**Task objective**
Return the records that follow unaltered. Omit every picture.

**Dataset entries**
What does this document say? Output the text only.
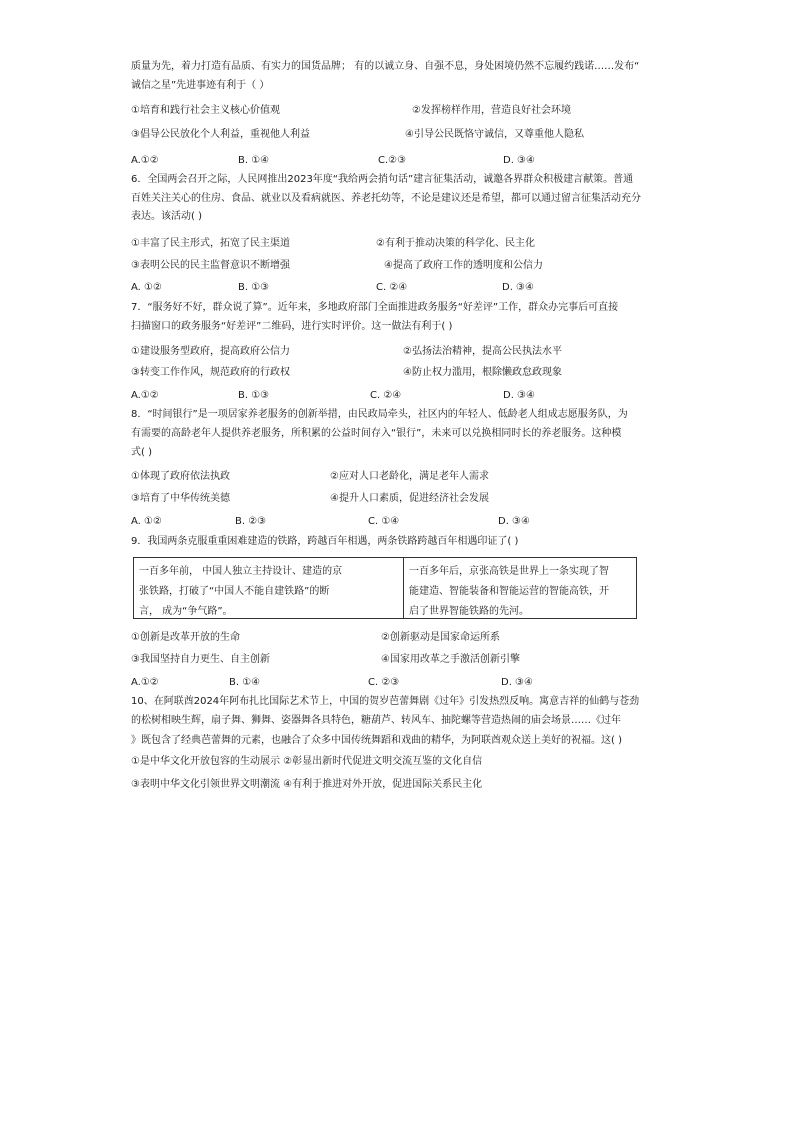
质量为先，着力打造有品质、有实力的国货品牌； 有的以诚立身、自强不息，身处困境仍然不忘履约践诺……发布“
诚信之星”先进事迹有利于（ ）
①培育和践行社会主义核心价值观	②发挥榜样作用，营造良好社会环境
③倡导公民放化个人利益，重视他人利益	④引导公民既恪守诚信，又尊重他人隐私
A.①②	B. ①④	C.②③	D. ③④
6．全国两会召开之际，人民网推出2023年度“我给两会捎句话”建言征集活动，诚邀各界群众积极建言献策。普通
百姓关注关心的住房、食品、就业以及看病就医、养老托幼等，不论是建议还是希望，都可以通过留言征集活动充分
表达。该活动( )
①丰富了民主形式，拓宽了民主渠道	②有利于推动决策的科学化、民主化
③表明公民的民主监督意识不断增强	④提高了政府工作的透明度和公信力
A. ①②	B. ①③	C. ②④	D. ③④
7．“服务好不好，群众说了算”。近年来，多地政府部门全面推进政务服务“好差评”工作，群众办完事后可直接
扫描窗口的政务服务“好差评”二维码，进行实时评价。这一做法有利于( )
①建设服务型政府，提高政府公信力	②弘扬法治精神，提高公民执法水平
③转变工作作风，规范政府的行政权	④防止权力滥用，根除懒政怠政现象
A.①②	B. ①③	C. ②④	D. ③④
8．“时间银行”是一项居家养老服务的创新举措，由民政局牵头，社区内的年轻人、低龄老人组成志愿服务队，为
有需要的高龄老年人提供养老服务，所积累的公益时间存入“银行”，未来可以兑换相同时长的养老服务。这种模
式( )
①体现了政府依法执政	②应对人口老龄化，满足老年人需求
③培育了中华传统美德	④提升人口素质，促进经济社会发展
A. ①②	B. ②③	C. ①④	D. ③④
9．我国两条克服重重困难建造的铁路，跨越百年相遇，两条铁路跨越百年相遇印证了( )
一百多年前， 中国人独立主持设计、建造的京
张铁路，打破了“中国人不能自建铁路”的断
言， 成为“争气路”。
一百多年后，京张高铁是世界上一条实现了智
能建造、智能装备和智能运营的智能高铁，开
启了世界智能铁路的先河。
①创新是改革开放的生命	②创新驱动是国家命运所系
③我国坚持自力更生、自主创新	④国家用改革之手激活创新引擎
A.①②	B. ①④	C. ②③	D. ③④
10、在阿联酋2024年阿布扎比国际艺术节上，中国的贺岁芭蕾舞剧《过年》引发热烈反响。寓意吉祥的仙鹤与苍劲
的松树相映生辉，扇子舞、狮舞、姿器舞各具特色，糖葫芦、转风车、抽陀螺等营造热闹的庙会场景……《过年
》既包含了经典芭蕾舞的元素，也融合了众多中国传统舞蹈和戏曲的精华，为阿联酋观众送上美好的祝福。这( )
①是中华文化开放包容的生动展示 ②彰显出新时代促进文明交流互鉴的文化自信
③表明中华文化引领世界文明潮流 ④有利于推进对外开放，促进国际关系民主化
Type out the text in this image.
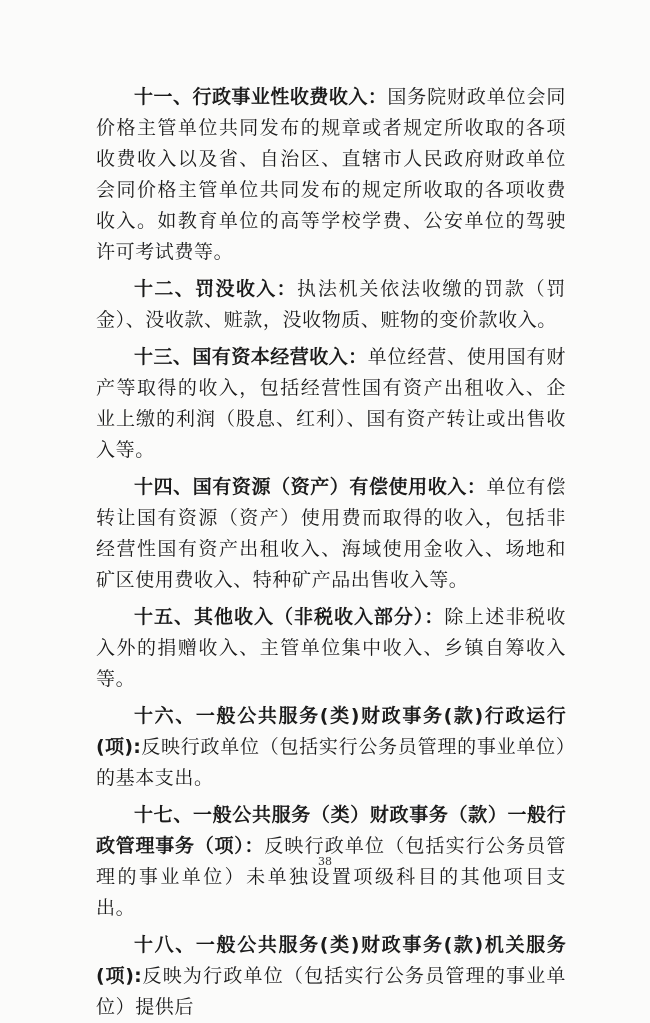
十一、行政事业性收费收入：国务院财政单位会同价格主管单位共同发布的规章或者规定所收取的各项收费收入以及省、自治区、直辖市人民政府财政单位会同价格主管单位共同发布的规定所收取的各项收费收入。如教育单位的高等学校学费、公安单位的驾驶许可考试费等。

十二、罚没收入：执法机关依法收缴的罚款（罚金）、没收款、赃款，没收物质、赃物的变价款收入。

十三、国有资本经营收入：单位经营、使用国有财产等取得的收入，包括经营性国有资产出租收入、企业上缴的利润（股息、红利）、国有资产转让或出售收入等。

十四、国有资源（资产）有偿使用收入：单位有偿转让国有资源（资产）使用费而取得的收入，包括非经营性国有资产出租收入、海域使用金收入、场地和矿区使用费收入、特种矿产品出售收入等。

十五、其他收入（非税收入部分）：除上述非税收入外的捐赠收入、主管单位集中收入、乡镇自筹收入等。

十六、一般公共服务(类)财政事务(款)行政运行(项):反映行政单位（包括实行公务员管理的事业单位）的基本支出。

十七、一般公共服务（类）财政事务（款）一般行政管理事务（项）：反映行政单位（包括实行公务员管理的事业单位）未单独设置项级科目的其他项目支出。

十八、一般公共服务(类)财政事务(款)机关服务(项):反映为行政单位（包括实行公务员管理的事业单位）提供后

38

**Written solution**
What does this document say? Output the text only.
质量为先，着力打造有品质、有实力的国货品牌； 有的以诚立身、自强不息，身处困境仍然不忘履约践诺……发布“
诚信之星”先进事迹有利于（ ）
①培育和践行社会主义核心价值观	②发挥榜样作用，营造良好社会环境
③倡导公民放化个人利益，重视他人利益	④引导公民既恪守诚信，又尊重他人隐私
A.①②	B. ①④	C.②③	D. ③④
6．全国两会召开之际，人民网推出2023年度“我给两会捎句话”建言征集活动，诚邀各界群众积极建言献策。普通
百姓关注关心的住房、食品、就业以及看病就医、养老托幼等，不论是建议还是希望，都可以通过留言征集活动充分
表达。该活动( )
①丰富了民主形式，拓宽了民主渠道	②有利于推动决策的科学化、民主化
③表明公民的民主监督意识不断增强	④提高了政府工作的透明度和公信力
A. ①②	B. ①③	C. ②④	D. ③④
7．“服务好不好，群众说了算”。近年来，多地政府部门全面推进政务服务“好差评”工作，群众办完事后可直接
扫描窗口的政务服务“好差评”二维码，进行实时评价。这一做法有利于( )
①建设服务型政府，提高政府公信力	②弘扬法治精神，提高公民执法水平
③转变工作作风，规范政府的行政权	④防止权力滥用，根除懒政怠政现象
A.①②	B. ①③	C. ②④	D. ③④
8．“时间银行”是一项居家养老服务的创新举措，由民政局牵头，社区内的年轻人、低龄老人组成志愿服务队，为
有需要的高龄老年人提供养老服务，所积累的公益时间存入“银行”，未来可以兑换相同时长的养老服务。这种模
式( )
①体现了政府依法执政	②应对人口老龄化，满足老年人需求
③培育了中华传统美德	④提升人口素质，促进经济社会发展
A. ①②	B. ②③	C. ①④	D. ③④
9．我国两条克服重重困难建造的铁路，跨越百年相遇，两条铁路跨越百年相遇印证了( )
一百多年前， 中国人独立主持设计、建造的京
张铁路，打破了“中国人不能自建铁路”的断
言， 成为“争气路”。
一百多年后，京张高铁是世界上一条实现了智
能建造、智能装备和智能运营的智能高铁，开
启了世界智能铁路的先河。
①创新是改革开放的生命	②创新驱动是国家命运所系
③我国坚持自力更生、自主创新	④国家用改革之手激活创新引擎
A.①②	B. ①④	C. ②③	D. ③④
10、在阿联酋2024年阿布扎比国际艺术节上，中国的贺岁芭蕾舞剧《过年》引发热烈反响。寓意吉祥的仙鹤与苍劲
的松树相映生辉，扇子舞、狮舞、姿器舞各具特色，糖葫芦、转风车、抽陀螺等营造热闹的庙会场景……《过年
》既包含了经典芭蕾舞的元素，也融合了众多中国传统舞蹈和戏曲的精华，为阿联酋观众送上美好的祝福。这( )
①是中华文化开放包容的生动展示 ②彰显出新时代促进文明交流互鉴的文化自信
③表明中华文化引领世界文明潮流 ④有利于推进对外开放，促进国际关系民主化
Type out the text in this image.
十一、行政事业性收费收入：国务院财政单位会同价格主管单位共同发布的规章或者规定所收取的各项收费收入以及省、自治区、直辖市人民政府财政单位会同价格主管单位共同发布的规定所收取的各项收费收入。如教育单位的高等学校学费、公安单位的驾驶许可考试费等。

十二、罚没收入：执法机关依法收缴的罚款（罚金）、没收款、赃款，没收物质、赃物的变价款收入。

十三、国有资本经营收入：单位经营、使用国有财产等取得的收入，包括经营性国有资产出租收入、企业上缴的利润（股息、红利）、国有资产转让或出售收入等。

十四、国有资源（资产）有偿使用收入：单位有偿转让国有资源（资产）使用费而取得的收入，包括非经营性国有资产出租收入、海域使用金收入、场地和矿区使用费收入、特种矿产品出售收入等。

十五、其他收入（非税收入部分）：除上述非税收入外的捐赠收入、主管单位集中收入、乡镇自筹收入等。

十六、一般公共服务(类)财政事务(款)行政运行(项):反映行政单位（包括实行公务员管理的事业单位）的基本支出。

十七、一般公共服务（类）财政事务（款）一般行政管理事务（项）：反映行政单位（包括实行公务员管理的事业单位）未单独设置项级科目的其他项目支出。

十八、一般公共服务(类)财政事务(款)机关服务(项):反映为行政单位（包括实行公务员管理的事业单位）提供后

38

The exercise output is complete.